===== Records for the exercise

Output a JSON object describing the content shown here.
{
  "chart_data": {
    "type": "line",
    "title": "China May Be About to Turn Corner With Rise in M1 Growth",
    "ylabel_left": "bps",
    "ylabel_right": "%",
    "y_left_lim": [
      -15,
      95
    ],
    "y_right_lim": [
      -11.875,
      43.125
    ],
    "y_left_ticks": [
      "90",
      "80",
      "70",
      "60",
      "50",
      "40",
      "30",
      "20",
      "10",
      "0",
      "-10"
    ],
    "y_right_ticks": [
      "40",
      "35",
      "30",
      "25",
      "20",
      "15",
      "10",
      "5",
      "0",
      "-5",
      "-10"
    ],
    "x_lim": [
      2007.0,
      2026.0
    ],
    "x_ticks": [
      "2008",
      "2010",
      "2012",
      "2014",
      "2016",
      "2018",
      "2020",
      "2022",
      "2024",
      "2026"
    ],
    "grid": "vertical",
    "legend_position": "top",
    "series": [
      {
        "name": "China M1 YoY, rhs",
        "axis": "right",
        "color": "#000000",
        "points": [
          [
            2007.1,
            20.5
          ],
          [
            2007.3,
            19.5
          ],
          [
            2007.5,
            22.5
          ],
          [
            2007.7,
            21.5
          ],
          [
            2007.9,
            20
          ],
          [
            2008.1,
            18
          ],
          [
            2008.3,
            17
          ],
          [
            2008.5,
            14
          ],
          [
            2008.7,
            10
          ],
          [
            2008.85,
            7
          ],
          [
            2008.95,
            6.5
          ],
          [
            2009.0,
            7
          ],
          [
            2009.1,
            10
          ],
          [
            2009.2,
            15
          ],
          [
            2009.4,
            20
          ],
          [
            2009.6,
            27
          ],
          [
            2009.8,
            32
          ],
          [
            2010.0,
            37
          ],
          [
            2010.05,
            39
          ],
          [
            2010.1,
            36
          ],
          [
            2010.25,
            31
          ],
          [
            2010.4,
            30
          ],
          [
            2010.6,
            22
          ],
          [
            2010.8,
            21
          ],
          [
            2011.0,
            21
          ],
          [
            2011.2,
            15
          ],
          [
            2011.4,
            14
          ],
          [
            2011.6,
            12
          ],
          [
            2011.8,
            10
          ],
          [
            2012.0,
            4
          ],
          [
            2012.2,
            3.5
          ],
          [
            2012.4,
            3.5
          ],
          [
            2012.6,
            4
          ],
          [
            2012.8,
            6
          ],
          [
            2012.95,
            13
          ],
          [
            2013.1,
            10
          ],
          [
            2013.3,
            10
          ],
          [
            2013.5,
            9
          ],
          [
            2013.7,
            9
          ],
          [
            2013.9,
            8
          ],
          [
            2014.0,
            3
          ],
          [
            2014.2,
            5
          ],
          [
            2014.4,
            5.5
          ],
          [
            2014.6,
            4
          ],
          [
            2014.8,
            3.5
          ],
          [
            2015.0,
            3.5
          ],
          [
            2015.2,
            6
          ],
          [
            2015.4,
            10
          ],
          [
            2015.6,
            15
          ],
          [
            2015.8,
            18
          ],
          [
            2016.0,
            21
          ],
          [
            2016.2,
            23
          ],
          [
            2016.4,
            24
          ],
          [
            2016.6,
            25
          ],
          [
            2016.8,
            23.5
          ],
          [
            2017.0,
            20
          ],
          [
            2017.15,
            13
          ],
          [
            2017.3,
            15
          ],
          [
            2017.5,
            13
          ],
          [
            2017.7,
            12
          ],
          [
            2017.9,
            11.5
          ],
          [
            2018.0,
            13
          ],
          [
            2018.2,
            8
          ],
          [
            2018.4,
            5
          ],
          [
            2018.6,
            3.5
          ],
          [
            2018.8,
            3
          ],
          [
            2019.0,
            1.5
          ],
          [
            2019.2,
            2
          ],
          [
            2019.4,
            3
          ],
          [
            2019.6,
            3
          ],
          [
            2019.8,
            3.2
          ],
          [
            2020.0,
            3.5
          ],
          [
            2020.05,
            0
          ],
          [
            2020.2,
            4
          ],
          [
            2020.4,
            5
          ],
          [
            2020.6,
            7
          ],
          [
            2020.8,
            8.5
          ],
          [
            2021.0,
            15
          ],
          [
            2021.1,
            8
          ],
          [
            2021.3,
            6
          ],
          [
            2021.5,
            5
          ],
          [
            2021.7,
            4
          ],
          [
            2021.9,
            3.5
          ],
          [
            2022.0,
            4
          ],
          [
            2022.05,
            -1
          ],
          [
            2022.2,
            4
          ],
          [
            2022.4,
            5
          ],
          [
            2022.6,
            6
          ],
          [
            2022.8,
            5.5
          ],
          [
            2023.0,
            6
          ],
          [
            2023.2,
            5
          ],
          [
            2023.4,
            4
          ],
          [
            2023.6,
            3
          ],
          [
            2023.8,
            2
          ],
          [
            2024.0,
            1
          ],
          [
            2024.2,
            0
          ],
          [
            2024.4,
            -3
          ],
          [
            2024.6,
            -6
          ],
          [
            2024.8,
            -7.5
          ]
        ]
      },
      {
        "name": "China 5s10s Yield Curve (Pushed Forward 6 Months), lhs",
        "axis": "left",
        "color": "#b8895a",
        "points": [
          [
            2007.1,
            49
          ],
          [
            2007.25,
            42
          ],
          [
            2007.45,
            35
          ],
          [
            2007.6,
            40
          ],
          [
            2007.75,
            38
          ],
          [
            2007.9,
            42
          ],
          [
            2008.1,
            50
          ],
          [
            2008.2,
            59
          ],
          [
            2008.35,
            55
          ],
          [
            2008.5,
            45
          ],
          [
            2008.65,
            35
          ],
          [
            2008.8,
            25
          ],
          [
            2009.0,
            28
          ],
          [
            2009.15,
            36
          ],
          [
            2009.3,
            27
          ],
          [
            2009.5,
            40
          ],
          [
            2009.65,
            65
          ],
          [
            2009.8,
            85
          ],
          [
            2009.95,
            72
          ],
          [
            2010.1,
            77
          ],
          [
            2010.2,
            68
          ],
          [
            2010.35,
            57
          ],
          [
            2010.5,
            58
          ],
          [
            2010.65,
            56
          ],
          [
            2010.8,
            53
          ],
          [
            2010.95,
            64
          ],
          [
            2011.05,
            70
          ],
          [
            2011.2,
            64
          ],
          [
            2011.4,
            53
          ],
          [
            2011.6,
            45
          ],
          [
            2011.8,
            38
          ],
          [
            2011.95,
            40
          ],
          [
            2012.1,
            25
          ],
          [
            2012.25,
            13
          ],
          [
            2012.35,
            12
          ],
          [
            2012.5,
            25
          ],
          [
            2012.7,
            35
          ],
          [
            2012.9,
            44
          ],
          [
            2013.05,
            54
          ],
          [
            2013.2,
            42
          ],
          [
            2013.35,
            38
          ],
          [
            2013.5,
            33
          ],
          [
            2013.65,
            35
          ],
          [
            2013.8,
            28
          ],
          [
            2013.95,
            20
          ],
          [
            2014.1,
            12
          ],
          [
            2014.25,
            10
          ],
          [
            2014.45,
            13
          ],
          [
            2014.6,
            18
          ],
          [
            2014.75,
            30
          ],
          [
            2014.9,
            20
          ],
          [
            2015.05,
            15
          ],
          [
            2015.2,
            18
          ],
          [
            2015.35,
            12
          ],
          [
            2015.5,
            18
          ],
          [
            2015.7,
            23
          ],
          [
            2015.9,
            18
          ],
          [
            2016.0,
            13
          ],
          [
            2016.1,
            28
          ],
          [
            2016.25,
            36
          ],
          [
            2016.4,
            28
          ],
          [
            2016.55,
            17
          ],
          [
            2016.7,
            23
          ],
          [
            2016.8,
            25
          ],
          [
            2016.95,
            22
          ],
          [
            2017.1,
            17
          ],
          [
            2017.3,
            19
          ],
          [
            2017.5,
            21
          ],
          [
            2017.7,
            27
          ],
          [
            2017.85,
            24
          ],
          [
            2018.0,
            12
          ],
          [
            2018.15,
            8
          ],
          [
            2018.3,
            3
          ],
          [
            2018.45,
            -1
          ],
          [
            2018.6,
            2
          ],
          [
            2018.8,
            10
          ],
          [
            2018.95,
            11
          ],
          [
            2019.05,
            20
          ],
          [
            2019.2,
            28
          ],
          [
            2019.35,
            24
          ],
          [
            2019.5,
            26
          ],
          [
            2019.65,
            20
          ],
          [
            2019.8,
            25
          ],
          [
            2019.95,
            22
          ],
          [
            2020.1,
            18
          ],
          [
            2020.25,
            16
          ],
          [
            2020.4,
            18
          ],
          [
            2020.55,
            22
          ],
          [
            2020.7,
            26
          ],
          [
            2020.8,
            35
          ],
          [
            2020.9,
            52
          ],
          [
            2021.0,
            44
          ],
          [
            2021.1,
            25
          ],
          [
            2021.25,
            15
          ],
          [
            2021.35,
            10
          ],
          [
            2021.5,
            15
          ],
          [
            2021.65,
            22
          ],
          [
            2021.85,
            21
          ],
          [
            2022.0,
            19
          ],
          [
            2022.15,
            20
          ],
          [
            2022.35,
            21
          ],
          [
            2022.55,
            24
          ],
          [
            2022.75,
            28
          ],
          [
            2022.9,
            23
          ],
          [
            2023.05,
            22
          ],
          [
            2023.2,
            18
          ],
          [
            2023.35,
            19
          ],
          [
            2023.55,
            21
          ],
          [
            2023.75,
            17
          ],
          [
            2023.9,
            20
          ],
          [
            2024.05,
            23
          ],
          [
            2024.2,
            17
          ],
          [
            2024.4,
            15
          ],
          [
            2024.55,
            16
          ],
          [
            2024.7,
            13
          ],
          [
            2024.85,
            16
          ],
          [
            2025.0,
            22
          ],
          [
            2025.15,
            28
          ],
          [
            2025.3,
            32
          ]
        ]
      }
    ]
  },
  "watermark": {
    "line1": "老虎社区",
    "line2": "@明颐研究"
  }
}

==========

Prompt
Return every line above that contains the word "name".

Complete answer
        "name": "China M1 YoY, rhs",
        "name": "China 5s10s Yield Curve (Pushed Forward 6 Months), lhs",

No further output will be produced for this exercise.